» Exercise: In the passage on Rios and his students, which university's Ph.D. program in sociology will José Lumbreras be entering?

··· Excerpt to read

So what does work? Rios is quick to answer: alternatives to the street life, and mentoring. The data from Rios’ interviews and observations show that these kids lack activities that could make them feel self-affirmed and worthy. While there are many youth programs in Santa Barbara, only a few target the most at-risk, he says. There are parks, of course, but there is not much to do there besides hang out. “I have found that connecting these kids with mentors who take them out on excursions, to see new places, to explore the world, gives these young people an outlet and a space for personal development.”

Already, about 30 of Rios’ students have developed mentorships with some of the youths, tutoring them and connecting them with institutions like SBCC and UCSB through outreach programs, workshops, and campus visits. “I know from experience how important it is to find a mentor before it is too late. When I wanted to leave the gang and go back to high school, I was fortunate to meet a teacher who became my mentor. With her help, I ended up graduating on time with my class and being admitted to Cal State East Bay. There is so much human and social capital in Santa Barbara,” Rios says. “Sometimes I think about holding ‘office hours’ on State Street to recruit local professionals to mentor some of these kids. You’d be surprised how much a good mentor could change a life.”

Using the data gathered as part of this project, Rios is working on an academic book in which he tries to understand the collective behavior of “street-oriented young people”. He intends to use this case study to show what works and what does not, and make recommendations for policy makers.

Rios acts as a mentor to his own students, and is known on campus as an excellent teacher. In just four years at UCSB, he has had an extraordinary impact. Last month he received an award for supporting undergraduate research from Chancellor Henry Yang and a second award from the Office of Student Life for his overall commitment to students and the quality of student life. One of his favorite classes to teach is Introduction to Sociology, with almost 500 students, because it attracts a range of students from different majors and backgrounds. He also teaches upper-division classes on juvenile justice and youth.

As a group, his students represent the diversity of the UCSB student population. Some are from wealthy backgrounds, others from working-class families. Some are part of the McNair Scholars program, which encourages first-generation and underrepresented minority students to pursue doctoral studies. What they have in common is a focus on social justice, and a desire to “do something.” So Rios has taken them, including honors students and freshmen, to meet and learn from some of the youth who have been labeled gang members and criminals.

Being part of Rios’ research group means more than having empathy, however. His students learn about research methods, including how to conduct interviews, do fieldwork, code and analyze data, write research papers, and in some cases present their findings at conferences. Some have been accepted at top graduate programs in public policy, public health, and sociology. A recent graduate, José Lumbreras, a first-generation college student, will be entering the Ph.D. program in sociology at UC Berkeley this fall. “Dr. Rios has done more than teach his undergraduates the research process,” says Lumbreras. “He trains his students to become confident, self-sufficient intellectuals and to take an active role in our education.” Another member of the class of 2010, Sarah Alexander, adds, “it is common knowledge among my classmates that Dr. Rios is willing to mentor us by overseeing independent research, guiding us toward graduate school options, or giving references. This support can make all the difference in navigating our way through college.”

Rios says that UC students are the next generation of California’s leaders, lawyers, teachers, and policy makers, who will run institutions and impact change. He hopes that his UCSB students will take some of what they have learned from him, personally and academically, and use it to create scientific knowledge about our social world and use it to help others. “Our students at UCSB have big hearts and that has touched me. My own story is a testament to human possibility, and I hope it will inspire my students to succeed and reach their hands out to others along the way.”

······
··· Supplied entries

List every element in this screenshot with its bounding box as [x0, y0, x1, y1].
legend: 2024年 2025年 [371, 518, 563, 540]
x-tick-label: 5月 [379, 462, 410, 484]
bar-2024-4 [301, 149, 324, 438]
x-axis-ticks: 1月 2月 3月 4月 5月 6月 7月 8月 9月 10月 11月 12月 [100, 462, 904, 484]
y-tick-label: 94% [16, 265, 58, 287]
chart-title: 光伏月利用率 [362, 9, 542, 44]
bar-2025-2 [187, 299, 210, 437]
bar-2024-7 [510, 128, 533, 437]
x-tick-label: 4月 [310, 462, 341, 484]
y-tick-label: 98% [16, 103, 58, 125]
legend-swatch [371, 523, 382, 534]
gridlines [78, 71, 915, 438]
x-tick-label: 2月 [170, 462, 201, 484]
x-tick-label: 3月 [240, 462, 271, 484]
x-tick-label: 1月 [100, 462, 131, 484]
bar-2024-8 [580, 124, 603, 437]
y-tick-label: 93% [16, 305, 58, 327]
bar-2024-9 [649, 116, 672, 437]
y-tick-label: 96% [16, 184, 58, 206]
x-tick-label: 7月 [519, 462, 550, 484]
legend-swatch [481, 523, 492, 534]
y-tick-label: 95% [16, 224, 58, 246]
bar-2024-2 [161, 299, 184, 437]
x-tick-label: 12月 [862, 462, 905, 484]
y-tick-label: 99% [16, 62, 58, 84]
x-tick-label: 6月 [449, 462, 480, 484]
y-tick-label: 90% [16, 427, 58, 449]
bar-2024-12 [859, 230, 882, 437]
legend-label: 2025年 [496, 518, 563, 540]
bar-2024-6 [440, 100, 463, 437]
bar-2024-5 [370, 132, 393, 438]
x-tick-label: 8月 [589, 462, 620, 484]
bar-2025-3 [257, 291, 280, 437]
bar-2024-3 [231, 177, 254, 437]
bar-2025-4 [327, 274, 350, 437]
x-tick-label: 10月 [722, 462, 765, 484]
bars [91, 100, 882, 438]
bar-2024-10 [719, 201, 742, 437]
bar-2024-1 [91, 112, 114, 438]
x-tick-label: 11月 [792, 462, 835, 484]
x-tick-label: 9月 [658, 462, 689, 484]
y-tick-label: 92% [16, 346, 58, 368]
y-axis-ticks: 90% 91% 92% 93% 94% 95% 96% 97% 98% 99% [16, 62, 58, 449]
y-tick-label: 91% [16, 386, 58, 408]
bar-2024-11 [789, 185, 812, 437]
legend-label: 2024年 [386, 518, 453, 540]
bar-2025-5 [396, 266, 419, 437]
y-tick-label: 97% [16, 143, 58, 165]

······

» Answer box: UC Berkeley